Problem details: Each line of the listing below should come back exactly as it is.

Record set:
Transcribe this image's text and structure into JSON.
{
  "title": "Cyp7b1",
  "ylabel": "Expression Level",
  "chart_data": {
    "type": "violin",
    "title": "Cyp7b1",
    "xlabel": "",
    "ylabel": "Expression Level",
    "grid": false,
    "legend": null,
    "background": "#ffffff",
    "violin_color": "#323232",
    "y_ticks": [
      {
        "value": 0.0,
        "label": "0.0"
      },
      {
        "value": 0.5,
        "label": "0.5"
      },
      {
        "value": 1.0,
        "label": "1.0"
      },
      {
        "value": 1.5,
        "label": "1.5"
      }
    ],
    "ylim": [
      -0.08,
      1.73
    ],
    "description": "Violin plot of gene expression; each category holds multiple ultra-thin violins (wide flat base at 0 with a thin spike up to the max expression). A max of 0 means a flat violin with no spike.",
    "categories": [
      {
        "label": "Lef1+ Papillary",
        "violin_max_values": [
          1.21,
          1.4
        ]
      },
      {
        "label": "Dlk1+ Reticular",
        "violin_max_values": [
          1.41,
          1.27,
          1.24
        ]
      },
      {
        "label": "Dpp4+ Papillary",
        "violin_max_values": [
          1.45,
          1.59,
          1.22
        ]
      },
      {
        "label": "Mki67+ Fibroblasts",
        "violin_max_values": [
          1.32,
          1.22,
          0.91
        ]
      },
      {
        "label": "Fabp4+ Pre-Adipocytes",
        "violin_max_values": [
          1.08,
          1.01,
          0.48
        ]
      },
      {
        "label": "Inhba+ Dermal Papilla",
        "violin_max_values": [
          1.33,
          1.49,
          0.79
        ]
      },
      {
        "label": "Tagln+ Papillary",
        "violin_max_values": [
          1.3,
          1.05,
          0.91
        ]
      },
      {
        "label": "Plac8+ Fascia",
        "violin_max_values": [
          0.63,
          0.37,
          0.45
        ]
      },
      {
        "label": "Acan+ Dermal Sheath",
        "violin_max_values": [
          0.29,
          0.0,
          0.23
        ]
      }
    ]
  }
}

Finished exercise:
Transcribe this image's text and structure into JSON.
{
  "title": "Cyp7b1",
  "ylabel": "Expression Level",
  "chart_data": {
    "type": "violin",
    "title": "Cyp7b1",
    "xlabel": "",
    "ylabel": "Expression Level",
    "grid": false,
    "legend": null,
    "background": "#ffffff",
    "violin_color": "#323232",
    "y_ticks": [
      {
        "value": 0.0,
        "label": "0.0"
      },
      {
        "value": 0.5,
        "label": "0.5"
      },
      {
        "value": 1.0,
        "label": "1.0"
      },
      {
        "value": 1.5,
        "label": "1.5"
      }
    ],
    "ylim": [
      -0.08,
      1.73
    ],
    "description": "Violin plot of gene expression; each category holds multiple ultra-thin violins (wide flat base at 0 with a thin spike up to the max expression). A max of 0 means a flat violin with no spike.",
    "categories": [
      {
        "label": "Lef1+ Papillary",
        "violin_max_values": [
          1.21,
          1.4
        ]
      },
      {
        "label": "Dlk1+ Reticular",
        "violin_max_values": [
          1.41,
          1.27,
          1.24
        ]
      },
      {
        "label": "Dpp4+ Papillary",
        "violin_max_values": [
          1.45,
          1.59,
          1.22
        ]
      },
      {
        "label": "Mki67+ Fibroblasts",
        "violin_max_values": [
          1.32,
          1.22,
          0.91
        ]
      },
      {
        "label": "Fabp4+ Pre-Adipocytes",
        "violin_max_values": [
          1.08,
          1.01,
          0.48
        ]
      },
      {
        "label": "Inhba+ Dermal Papilla",
        "violin_max_values": [
          1.33,
          1.49,
          0.79
        ]
      },
      {
        "label": "Tagln+ Papillary",
        "violin_max_values": [
          1.3,
          1.05,
          0.91
        ]
      },
      {
        "label": "Plac8+ Fascia",
        "violin_max_values": [
          0.63,
          0.37,
          0.45
        ]
      },
      {
        "label": "Acan+ Dermal Sheath",
        "violin_max_values": [
          0.29,
          0.0,
          0.23
        ]
      }
    ]
  }
}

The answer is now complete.